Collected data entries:

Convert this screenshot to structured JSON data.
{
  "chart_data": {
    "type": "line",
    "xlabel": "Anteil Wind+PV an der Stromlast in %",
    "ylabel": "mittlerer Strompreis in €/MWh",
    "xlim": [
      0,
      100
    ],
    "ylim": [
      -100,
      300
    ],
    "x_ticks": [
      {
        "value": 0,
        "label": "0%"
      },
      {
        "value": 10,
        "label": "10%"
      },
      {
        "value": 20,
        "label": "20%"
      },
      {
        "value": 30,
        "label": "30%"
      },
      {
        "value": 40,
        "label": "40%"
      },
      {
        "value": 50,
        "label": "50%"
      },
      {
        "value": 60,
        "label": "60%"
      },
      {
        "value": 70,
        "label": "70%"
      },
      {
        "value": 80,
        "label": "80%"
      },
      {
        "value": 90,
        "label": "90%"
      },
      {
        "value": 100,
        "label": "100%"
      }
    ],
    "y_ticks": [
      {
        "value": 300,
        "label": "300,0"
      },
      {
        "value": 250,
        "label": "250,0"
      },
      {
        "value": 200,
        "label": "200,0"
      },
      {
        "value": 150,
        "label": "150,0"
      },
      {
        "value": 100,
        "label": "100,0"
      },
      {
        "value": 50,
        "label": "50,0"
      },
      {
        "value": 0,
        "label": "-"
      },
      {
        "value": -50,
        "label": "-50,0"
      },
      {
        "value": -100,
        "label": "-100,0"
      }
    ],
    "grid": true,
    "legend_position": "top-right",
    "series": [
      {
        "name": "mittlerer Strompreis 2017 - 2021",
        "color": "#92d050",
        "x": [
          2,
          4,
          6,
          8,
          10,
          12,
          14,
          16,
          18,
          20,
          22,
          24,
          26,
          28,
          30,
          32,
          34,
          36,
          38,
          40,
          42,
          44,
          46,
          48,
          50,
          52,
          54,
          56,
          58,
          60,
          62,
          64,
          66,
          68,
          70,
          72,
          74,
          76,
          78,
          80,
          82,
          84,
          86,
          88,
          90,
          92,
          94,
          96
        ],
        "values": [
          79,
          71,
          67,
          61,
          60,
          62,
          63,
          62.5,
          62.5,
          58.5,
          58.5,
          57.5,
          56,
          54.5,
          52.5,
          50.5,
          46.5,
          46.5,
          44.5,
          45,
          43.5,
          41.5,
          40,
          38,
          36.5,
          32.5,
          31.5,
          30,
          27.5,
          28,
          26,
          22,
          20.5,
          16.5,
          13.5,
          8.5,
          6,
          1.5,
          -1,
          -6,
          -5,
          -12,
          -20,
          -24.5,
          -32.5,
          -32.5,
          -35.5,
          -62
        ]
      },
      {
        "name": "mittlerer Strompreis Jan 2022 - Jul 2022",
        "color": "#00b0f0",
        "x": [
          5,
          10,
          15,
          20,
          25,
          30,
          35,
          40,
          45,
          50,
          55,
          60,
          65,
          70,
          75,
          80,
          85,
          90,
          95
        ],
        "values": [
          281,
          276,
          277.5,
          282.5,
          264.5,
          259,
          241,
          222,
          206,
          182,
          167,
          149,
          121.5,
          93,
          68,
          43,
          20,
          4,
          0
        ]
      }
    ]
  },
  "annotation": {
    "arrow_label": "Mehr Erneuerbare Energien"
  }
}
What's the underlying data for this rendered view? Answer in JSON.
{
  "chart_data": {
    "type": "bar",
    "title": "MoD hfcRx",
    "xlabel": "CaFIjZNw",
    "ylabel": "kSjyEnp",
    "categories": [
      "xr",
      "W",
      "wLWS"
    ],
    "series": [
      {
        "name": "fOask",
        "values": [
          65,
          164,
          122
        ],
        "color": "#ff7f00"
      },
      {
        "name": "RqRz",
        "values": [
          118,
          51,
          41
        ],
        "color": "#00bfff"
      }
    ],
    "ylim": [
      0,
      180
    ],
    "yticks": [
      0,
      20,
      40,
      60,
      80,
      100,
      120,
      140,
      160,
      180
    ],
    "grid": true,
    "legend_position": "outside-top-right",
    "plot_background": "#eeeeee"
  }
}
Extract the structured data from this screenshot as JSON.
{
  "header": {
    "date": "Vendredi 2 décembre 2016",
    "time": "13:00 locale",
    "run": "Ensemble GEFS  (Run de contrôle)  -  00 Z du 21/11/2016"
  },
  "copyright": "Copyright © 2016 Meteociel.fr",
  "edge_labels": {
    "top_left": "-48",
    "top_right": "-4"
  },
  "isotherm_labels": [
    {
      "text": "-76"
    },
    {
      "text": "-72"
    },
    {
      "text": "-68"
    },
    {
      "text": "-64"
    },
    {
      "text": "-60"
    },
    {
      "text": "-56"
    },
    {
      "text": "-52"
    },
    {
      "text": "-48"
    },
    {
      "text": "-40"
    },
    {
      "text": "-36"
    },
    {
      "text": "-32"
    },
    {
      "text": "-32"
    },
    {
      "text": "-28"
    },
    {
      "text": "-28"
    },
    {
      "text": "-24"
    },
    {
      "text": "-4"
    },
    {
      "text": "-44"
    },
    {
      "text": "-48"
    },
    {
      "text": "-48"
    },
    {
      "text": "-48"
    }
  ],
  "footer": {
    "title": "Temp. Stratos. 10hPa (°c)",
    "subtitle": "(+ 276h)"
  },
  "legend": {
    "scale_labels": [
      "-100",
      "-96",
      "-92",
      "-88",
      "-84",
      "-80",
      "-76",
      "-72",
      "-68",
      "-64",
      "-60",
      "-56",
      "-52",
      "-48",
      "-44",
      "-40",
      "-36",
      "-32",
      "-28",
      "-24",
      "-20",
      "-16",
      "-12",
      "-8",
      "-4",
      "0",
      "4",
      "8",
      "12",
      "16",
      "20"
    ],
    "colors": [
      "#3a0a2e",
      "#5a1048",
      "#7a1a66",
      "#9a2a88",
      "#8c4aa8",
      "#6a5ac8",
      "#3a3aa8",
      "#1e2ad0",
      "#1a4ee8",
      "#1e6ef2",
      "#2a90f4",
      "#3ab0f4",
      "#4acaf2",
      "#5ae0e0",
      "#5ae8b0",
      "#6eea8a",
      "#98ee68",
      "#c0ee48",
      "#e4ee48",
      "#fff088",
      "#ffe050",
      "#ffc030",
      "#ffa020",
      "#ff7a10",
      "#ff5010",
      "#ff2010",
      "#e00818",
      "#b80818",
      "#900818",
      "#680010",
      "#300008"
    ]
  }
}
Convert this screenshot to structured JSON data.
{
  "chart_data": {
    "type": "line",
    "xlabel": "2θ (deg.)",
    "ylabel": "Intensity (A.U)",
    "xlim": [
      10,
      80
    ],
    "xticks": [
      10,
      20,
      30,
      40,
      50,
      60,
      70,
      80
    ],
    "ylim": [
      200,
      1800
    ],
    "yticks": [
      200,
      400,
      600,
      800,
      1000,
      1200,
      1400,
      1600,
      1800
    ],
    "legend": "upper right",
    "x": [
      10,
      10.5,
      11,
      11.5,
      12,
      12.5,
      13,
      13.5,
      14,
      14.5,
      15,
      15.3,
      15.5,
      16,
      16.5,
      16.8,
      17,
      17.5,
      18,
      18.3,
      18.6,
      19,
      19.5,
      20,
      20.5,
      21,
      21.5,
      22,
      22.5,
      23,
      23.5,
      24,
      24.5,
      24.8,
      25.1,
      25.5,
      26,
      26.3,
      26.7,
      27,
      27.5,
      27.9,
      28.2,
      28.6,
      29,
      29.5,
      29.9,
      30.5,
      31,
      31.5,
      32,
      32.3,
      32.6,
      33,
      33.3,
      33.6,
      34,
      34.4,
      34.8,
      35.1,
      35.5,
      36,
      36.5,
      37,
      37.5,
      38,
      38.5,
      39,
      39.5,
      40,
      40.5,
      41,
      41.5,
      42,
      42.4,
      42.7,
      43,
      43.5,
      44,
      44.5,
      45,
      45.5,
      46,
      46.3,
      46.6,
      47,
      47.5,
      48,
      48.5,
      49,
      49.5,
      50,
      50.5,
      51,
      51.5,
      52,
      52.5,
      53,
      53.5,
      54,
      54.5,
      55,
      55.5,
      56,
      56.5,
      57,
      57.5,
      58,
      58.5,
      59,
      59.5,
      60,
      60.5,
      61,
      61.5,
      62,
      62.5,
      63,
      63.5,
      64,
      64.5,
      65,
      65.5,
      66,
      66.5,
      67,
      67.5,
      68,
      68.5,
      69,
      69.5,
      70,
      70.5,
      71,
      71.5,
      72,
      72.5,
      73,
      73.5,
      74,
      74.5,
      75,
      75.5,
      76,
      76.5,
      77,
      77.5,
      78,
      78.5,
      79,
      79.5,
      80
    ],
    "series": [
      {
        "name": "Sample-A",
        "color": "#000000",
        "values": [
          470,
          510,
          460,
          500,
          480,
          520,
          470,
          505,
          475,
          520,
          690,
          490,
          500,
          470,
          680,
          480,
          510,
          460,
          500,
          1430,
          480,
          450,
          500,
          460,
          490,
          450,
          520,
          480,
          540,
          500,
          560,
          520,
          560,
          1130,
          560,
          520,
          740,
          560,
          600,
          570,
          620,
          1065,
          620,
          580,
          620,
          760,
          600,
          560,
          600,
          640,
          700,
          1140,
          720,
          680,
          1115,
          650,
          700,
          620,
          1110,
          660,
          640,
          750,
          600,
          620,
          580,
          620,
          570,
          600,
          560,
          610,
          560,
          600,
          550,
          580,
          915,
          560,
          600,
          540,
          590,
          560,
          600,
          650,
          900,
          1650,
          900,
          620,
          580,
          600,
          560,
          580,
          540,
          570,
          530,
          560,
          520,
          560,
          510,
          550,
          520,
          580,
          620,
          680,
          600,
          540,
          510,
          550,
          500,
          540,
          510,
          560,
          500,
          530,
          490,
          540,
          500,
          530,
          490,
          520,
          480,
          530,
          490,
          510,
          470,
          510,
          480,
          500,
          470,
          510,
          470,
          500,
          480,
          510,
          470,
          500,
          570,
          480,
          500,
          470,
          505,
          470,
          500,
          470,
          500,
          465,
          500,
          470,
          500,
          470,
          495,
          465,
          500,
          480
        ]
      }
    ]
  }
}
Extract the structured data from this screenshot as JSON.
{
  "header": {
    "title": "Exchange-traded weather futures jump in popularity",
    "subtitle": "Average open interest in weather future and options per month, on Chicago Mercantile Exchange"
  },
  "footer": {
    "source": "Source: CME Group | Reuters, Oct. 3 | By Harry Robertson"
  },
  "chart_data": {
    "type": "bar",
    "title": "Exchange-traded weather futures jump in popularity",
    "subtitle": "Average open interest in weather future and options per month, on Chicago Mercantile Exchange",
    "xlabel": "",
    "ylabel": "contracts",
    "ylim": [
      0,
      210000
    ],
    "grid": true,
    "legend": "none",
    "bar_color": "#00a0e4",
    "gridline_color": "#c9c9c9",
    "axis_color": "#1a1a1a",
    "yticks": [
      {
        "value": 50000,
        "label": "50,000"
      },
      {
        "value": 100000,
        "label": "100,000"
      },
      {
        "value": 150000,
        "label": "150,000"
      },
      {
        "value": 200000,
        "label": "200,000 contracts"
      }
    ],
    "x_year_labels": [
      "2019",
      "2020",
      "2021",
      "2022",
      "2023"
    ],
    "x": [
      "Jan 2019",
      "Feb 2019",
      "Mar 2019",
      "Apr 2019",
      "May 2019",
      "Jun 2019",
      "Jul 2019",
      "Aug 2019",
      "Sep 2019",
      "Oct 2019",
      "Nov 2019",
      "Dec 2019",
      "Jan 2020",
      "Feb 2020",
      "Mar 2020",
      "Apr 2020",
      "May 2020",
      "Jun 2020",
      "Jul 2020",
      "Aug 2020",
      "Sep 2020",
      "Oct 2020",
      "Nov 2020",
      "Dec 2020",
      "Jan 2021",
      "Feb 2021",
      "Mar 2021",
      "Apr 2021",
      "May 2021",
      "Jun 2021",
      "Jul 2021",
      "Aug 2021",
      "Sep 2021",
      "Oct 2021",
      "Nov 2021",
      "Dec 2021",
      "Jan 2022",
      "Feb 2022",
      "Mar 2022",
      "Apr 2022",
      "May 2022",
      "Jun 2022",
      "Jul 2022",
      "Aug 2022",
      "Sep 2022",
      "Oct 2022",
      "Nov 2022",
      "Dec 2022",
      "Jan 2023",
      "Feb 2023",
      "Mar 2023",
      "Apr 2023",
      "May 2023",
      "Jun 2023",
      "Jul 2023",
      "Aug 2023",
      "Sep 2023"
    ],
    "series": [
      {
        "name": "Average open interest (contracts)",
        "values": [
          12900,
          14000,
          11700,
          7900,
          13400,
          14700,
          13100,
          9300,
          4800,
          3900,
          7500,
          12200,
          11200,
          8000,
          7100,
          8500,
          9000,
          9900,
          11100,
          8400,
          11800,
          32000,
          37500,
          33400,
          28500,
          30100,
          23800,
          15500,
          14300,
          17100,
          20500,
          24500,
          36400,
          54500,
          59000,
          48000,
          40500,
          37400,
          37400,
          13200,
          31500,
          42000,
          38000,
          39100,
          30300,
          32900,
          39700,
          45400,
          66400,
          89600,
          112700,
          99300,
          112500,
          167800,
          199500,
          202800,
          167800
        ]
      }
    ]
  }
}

Task: Read through the data and copy every line where "contracts" shows up.

Task answer:
    "ylabel": "contracts",
        "label": "200,000 contracts"
        "name": "Average open interest (contracts)",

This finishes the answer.